(Dataset rows)
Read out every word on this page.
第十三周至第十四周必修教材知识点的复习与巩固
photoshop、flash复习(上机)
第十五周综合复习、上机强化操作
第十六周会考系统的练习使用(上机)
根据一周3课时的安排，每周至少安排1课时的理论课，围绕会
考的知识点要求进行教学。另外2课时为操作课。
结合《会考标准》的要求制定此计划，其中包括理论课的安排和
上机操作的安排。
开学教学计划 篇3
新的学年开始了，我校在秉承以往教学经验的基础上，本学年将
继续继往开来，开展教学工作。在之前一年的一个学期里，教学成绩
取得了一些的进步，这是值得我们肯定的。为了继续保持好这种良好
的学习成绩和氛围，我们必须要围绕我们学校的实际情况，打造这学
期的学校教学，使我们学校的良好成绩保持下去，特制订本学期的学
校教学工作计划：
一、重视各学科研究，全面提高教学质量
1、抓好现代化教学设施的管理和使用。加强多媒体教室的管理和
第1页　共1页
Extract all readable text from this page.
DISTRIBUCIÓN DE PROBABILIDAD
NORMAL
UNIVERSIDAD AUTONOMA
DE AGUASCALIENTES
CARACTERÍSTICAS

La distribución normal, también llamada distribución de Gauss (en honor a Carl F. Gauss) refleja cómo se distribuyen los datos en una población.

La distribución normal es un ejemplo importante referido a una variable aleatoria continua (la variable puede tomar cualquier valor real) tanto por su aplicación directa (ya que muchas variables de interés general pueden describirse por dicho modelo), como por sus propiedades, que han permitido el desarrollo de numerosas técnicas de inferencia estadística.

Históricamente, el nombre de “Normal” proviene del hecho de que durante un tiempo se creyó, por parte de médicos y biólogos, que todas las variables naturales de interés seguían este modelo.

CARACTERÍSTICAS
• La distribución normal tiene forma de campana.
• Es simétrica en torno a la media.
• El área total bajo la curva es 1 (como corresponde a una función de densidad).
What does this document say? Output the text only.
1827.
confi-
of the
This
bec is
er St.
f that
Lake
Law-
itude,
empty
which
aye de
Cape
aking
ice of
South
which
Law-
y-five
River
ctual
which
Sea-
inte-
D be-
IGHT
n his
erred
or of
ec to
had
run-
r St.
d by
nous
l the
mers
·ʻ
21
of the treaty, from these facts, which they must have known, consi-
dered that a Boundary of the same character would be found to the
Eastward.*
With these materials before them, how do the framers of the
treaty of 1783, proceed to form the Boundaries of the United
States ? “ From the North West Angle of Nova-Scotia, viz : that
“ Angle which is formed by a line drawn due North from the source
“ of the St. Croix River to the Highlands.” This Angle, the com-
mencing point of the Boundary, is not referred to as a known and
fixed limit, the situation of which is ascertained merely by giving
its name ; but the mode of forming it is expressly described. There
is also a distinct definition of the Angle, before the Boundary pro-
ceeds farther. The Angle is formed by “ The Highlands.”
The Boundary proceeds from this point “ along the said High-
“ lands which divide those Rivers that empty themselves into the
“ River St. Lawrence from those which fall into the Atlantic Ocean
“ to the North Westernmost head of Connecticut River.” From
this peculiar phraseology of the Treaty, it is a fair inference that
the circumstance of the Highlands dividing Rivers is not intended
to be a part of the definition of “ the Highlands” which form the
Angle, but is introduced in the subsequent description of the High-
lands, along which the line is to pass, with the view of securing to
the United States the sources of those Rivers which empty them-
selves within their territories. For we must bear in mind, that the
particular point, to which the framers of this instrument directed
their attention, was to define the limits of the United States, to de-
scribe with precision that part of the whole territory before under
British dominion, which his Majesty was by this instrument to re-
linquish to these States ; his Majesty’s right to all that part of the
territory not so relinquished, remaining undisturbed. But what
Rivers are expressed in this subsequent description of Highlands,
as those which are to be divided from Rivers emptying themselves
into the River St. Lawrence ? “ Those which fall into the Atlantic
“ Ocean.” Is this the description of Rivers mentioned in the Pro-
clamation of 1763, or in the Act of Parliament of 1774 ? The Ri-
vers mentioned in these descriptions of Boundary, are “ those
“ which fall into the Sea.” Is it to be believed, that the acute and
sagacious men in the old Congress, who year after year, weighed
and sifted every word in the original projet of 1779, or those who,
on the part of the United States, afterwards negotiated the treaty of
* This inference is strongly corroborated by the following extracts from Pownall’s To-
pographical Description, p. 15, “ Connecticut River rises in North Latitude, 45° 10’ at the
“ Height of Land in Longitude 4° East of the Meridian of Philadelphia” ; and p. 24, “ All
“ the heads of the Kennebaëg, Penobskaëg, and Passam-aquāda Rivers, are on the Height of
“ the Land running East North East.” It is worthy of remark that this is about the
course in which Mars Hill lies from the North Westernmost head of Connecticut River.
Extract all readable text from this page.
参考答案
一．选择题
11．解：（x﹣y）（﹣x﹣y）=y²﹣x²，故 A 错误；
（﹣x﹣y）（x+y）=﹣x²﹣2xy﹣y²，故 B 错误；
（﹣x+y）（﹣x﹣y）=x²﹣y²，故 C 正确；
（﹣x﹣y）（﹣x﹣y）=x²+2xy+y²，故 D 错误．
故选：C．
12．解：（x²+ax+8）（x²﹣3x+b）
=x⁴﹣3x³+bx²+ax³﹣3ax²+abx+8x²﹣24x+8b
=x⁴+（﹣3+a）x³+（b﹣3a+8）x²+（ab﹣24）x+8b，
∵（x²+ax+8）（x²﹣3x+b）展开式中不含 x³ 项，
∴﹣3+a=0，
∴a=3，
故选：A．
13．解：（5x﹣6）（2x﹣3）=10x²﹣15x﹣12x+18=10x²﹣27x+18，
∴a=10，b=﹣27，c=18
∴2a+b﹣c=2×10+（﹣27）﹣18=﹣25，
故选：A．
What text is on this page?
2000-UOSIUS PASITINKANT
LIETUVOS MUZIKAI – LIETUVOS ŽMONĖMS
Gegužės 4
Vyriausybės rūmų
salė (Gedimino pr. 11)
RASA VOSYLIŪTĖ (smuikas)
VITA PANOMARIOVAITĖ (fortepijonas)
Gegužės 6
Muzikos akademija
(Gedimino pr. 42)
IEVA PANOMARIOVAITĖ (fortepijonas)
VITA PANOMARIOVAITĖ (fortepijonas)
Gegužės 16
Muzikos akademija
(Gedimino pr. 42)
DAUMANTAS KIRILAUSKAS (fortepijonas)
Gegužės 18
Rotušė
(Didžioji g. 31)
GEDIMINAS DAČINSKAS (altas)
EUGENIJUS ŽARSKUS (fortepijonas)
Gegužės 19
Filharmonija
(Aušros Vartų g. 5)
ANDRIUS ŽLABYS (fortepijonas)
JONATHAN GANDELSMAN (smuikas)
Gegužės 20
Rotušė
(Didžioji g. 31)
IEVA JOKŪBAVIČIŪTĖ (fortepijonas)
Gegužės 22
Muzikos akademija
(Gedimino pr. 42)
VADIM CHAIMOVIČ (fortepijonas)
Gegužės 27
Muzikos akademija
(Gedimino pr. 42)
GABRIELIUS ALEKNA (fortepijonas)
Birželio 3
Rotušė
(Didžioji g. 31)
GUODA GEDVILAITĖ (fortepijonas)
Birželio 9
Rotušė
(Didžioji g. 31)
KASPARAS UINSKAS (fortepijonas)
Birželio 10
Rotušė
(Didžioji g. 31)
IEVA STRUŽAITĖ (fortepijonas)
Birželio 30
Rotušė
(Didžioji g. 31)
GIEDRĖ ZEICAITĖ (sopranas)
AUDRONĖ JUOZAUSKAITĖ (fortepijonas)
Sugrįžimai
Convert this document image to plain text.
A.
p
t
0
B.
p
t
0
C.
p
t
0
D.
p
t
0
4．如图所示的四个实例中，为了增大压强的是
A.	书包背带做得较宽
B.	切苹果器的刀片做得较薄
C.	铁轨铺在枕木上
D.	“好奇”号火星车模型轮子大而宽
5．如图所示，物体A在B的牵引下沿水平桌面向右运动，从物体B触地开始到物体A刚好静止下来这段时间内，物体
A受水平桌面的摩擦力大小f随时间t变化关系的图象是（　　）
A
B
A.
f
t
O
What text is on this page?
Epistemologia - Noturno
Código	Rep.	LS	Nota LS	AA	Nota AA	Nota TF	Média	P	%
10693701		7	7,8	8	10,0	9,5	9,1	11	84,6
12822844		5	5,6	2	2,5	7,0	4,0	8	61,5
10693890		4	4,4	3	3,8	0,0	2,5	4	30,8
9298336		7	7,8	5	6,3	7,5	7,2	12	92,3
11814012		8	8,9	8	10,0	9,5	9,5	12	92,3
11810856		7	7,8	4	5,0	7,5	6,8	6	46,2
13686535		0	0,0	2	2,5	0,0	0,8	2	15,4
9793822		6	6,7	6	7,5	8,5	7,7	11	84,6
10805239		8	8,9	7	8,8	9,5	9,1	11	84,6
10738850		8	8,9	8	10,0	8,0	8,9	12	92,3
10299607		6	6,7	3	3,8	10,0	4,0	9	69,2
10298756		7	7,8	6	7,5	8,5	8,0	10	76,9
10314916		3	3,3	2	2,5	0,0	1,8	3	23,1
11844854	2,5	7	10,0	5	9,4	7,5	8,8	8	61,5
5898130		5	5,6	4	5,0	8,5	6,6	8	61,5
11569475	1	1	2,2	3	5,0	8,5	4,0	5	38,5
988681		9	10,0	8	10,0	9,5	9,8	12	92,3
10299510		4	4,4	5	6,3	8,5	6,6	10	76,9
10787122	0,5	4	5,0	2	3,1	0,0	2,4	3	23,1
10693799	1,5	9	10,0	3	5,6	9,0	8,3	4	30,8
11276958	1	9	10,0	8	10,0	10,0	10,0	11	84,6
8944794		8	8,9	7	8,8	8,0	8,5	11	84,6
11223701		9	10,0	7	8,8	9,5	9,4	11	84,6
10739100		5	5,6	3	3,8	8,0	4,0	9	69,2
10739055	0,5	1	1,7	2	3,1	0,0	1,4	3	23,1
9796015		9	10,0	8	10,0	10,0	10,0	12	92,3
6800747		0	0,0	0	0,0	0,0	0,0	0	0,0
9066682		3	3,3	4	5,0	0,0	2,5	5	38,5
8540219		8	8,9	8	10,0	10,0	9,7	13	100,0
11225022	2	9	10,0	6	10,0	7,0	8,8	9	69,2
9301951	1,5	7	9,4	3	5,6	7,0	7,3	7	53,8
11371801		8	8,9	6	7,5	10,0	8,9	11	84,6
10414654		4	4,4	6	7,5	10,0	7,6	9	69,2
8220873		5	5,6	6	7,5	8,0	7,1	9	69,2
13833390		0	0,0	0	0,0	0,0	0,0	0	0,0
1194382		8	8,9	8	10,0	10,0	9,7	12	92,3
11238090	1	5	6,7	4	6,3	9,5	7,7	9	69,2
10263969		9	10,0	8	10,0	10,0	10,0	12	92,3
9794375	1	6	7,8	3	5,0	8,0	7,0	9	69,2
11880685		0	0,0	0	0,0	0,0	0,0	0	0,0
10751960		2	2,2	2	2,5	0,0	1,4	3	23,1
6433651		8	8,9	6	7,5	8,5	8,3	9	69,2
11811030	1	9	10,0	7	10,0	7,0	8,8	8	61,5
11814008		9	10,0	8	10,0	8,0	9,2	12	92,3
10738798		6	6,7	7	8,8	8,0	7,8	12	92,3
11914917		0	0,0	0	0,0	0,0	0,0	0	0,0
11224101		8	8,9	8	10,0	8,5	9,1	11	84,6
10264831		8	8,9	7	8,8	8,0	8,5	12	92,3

*Exercise instructions:* Identify how many lines in the entries above include the string "along", then state that number alone.

*Solution for this task:* 2